GOAL:
Search the data below for the string "щитком". Extract every line that contains it.

Dataset items
** BEGIN **

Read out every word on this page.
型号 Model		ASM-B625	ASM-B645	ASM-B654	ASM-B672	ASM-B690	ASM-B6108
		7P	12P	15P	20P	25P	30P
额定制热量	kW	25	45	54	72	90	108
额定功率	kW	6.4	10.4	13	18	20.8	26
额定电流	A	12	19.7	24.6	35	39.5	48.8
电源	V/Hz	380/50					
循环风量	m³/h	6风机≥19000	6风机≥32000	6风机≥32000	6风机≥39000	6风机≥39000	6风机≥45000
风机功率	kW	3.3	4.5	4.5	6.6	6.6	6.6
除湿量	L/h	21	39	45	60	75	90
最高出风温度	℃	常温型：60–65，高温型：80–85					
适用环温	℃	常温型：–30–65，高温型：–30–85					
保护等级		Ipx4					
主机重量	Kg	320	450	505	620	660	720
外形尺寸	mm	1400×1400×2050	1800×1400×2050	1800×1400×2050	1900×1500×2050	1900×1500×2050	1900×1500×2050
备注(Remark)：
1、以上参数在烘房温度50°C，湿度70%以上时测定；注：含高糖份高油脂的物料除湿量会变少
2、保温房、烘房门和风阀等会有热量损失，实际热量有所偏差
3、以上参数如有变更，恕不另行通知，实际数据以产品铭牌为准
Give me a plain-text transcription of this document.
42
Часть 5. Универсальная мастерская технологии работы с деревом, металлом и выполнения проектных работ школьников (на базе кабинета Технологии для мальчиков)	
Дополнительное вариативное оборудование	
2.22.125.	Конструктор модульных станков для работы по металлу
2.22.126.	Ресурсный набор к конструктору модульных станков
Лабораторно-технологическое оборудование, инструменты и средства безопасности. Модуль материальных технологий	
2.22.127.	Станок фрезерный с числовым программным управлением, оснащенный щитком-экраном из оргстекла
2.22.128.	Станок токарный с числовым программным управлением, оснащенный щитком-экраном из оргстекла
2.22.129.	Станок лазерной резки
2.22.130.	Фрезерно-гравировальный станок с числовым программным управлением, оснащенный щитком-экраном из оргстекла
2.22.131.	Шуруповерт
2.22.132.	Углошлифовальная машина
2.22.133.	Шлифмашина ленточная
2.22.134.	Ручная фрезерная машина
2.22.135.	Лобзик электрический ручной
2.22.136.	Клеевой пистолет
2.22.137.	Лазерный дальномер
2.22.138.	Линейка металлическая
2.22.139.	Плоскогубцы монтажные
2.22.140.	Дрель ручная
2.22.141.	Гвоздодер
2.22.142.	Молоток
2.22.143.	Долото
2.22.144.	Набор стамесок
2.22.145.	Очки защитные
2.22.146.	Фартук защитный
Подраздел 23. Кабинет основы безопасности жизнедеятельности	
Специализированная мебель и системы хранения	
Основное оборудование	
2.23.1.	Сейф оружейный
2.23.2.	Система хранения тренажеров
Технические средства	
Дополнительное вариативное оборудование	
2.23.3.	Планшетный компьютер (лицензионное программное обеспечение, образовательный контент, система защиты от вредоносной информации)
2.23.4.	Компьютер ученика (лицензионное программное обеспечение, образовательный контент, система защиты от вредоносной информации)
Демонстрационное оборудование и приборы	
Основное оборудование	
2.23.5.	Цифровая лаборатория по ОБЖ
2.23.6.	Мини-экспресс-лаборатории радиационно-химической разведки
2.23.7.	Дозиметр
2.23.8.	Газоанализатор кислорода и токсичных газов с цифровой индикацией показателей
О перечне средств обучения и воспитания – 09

** END **

RESULT FOR THIS TASK:
2.22.127.	Станок фрезерный с числовым программным управлением, оснащенный щитком-экраном из оргстекла
2.22.128.	Станок токарный с числовым программным управлением, оснащенный щитком-экраном из оргстекла
2.22.130.	Фрезерно-гравировальный станок с числовым программным управлением, оснащенный щитком-экраном из оргстекла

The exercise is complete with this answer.